## Written instruction
Leave out the pictures and restate the rest of the data exactly.

[Dataset listings of figures]
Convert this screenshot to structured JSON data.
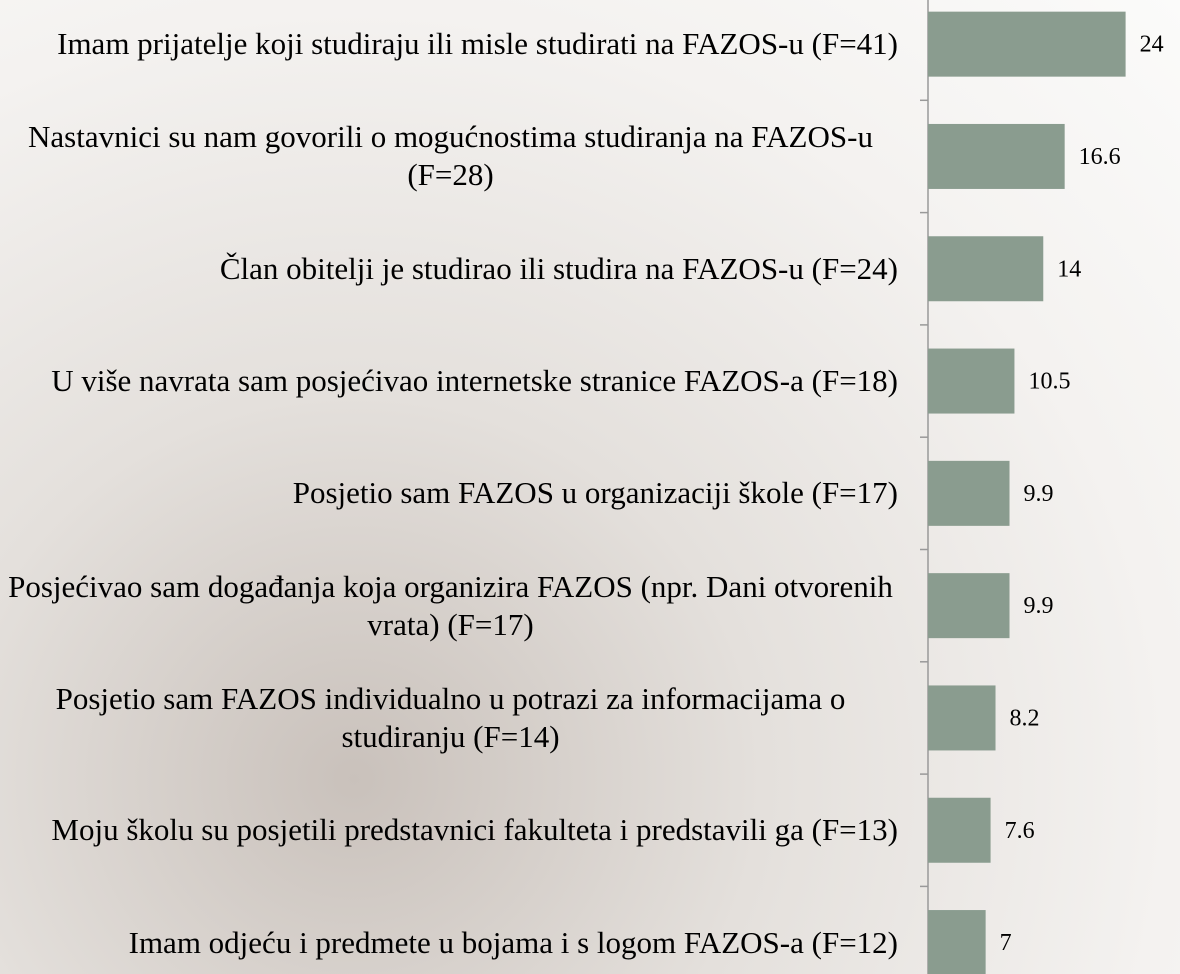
{
  "chart_data": {
    "type": "bar",
    "orientation": "horizontal",
    "categories": [
      "Imam prijatelje koji studiraju ili misle studirati na FAZOS-u (F=41)",
      "Nastavnici su nam govorili o mogućnostima studiranja na FAZOS-u (F=28)",
      "Član obitelji je studirao ili studira na FAZOS-u (F=24)",
      "U više navrata sam posjećivao internetske stranice FAZOS-a (F=18)",
      "Posjetio sam FAZOS u organizaciji škole (F=17)",
      "Posjećivao sam događanja koja organizira FAZOS (npr. Dani otvorenih vrata) (F=17)",
      "Posjetio sam FAZOS individualno u potrazi za informacijama o studiranju (F=14)",
      "Moju školu su posjetili predstavnici fakulteta i predstavili ga (F=13)",
      "Imam odjeću i predmete u bojama i s logom FAZOS-a (F=12)"
    ],
    "values": [
      24,
      16.6,
      14,
      10.5,
      9.9,
      9.9,
      8.2,
      7.6,
      7
    ],
    "color": "#8a9c8f",
    "xlim": [
      0,
      30
    ]
  }
}
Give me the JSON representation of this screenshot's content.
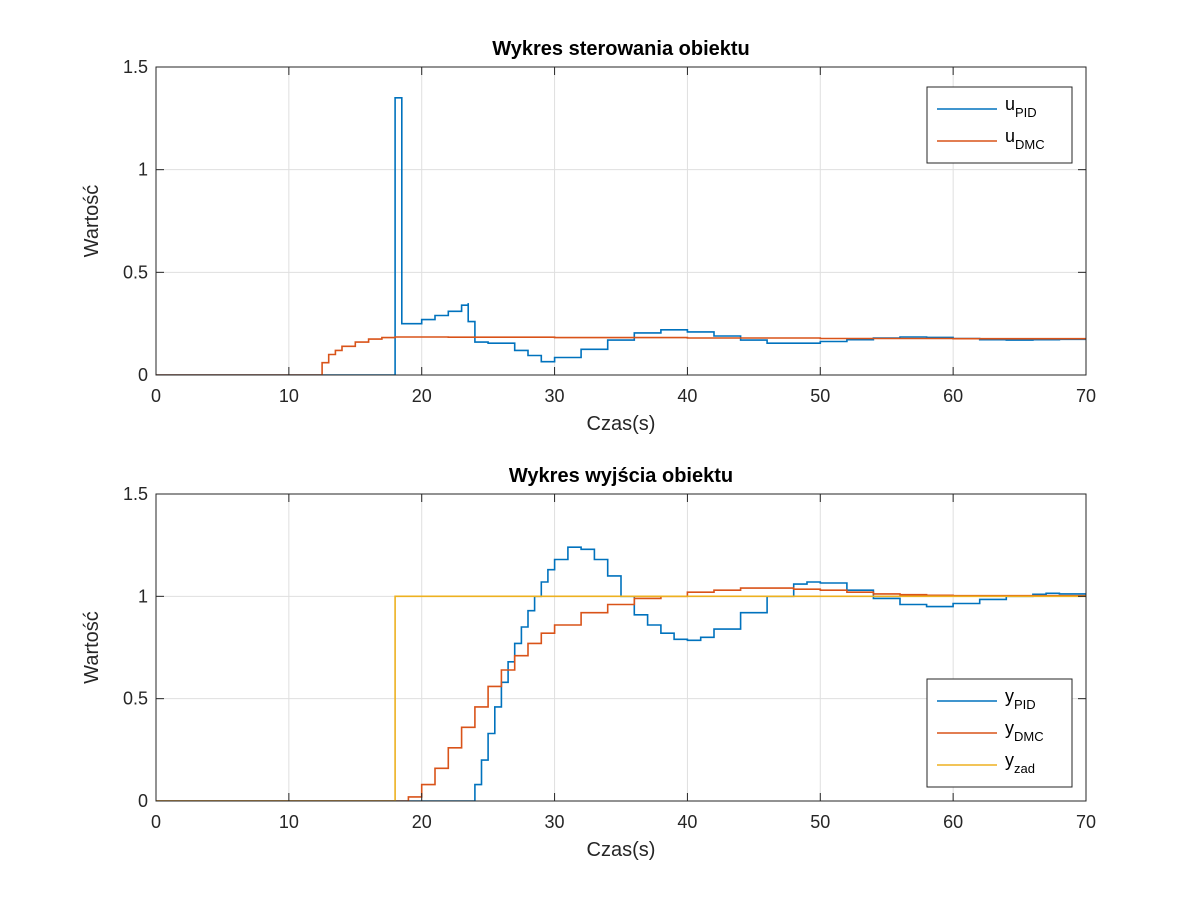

## Answer to the task
Convert this screenshot to structured JSON data.
{
  "chart_data": {
    "type": "bar",
    "orientation": "horizontal",
    "categories": [
      "Imam prijatelje koji studiraju ili misle studirati na FAZOS-u (F=41)",
      "Nastavnici su nam govorili o mogućnostima studiranja na FAZOS-u (F=28)",
      "Član obitelji je studirao ili studira na FAZOS-u (F=24)",
      "U više navrata sam posjećivao internetske stranice FAZOS-a (F=18)",
      "Posjetio sam FAZOS u organizaciji škole (F=17)",
      "Posjećivao sam događanja koja organizira FAZOS (npr. Dani otvorenih vrata) (F=17)",
      "Posjetio sam FAZOS individualno u potrazi za informacijama o studiranju (F=14)",
      "Moju školu su posjetili predstavnici fakulteta i predstavili ga (F=13)",
      "Imam odjeću i predmete u bojama i s logom FAZOS-a (F=12)"
    ],
    "values": [
      24,
      16.6,
      14,
      10.5,
      9.9,
      9.9,
      8.2,
      7.6,
      7
    ],
    "color": "#8a9c8f",
    "xlim": [
      0,
      30
    ]
  }
}
Give me the JSON representation of this screenshot's content.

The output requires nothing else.